GIVEN REQUEST
Reproduce all lines of the listing below in which the word "commutator" occurs.

= = = = =

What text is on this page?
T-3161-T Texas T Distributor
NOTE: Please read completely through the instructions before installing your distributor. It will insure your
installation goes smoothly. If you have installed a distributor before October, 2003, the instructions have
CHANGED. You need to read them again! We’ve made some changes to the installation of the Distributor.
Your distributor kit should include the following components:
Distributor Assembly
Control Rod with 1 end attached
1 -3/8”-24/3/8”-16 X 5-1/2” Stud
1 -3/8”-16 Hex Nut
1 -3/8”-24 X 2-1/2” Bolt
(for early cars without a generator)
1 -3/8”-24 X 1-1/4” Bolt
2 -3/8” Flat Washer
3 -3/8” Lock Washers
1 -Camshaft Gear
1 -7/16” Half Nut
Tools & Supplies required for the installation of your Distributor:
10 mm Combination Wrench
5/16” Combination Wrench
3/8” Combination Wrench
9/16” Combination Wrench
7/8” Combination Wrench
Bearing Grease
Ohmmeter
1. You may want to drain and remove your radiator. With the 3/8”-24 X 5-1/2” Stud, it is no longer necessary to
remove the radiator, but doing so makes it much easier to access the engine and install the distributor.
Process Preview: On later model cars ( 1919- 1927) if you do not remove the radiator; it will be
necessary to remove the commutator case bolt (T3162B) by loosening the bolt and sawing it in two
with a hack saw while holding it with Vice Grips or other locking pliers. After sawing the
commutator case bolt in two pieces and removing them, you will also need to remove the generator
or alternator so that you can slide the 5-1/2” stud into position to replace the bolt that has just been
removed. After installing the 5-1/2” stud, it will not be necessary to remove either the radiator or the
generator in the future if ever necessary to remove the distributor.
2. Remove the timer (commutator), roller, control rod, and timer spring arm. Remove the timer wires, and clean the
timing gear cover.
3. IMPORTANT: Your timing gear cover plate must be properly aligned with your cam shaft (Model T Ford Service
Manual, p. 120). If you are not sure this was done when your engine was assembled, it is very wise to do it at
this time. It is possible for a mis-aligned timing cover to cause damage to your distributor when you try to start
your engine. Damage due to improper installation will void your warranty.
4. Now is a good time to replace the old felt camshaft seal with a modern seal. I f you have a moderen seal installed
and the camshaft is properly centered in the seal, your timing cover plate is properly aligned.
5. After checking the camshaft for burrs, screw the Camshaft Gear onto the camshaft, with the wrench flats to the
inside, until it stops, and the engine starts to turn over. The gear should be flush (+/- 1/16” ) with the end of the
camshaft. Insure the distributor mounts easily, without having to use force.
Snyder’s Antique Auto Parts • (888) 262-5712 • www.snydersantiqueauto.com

= = = = =

ANSWER TO THIS EXERCISE
necessary to remove the commutator case bolt (T3162B) by loosening the bolt and sawing it in two
commutator case bolt in two pieces and removing them, you will also need to remove the generator
2. Remove the timer (commutator), roller, control rod, and timer spring arm. Remove the timer wires, and clean the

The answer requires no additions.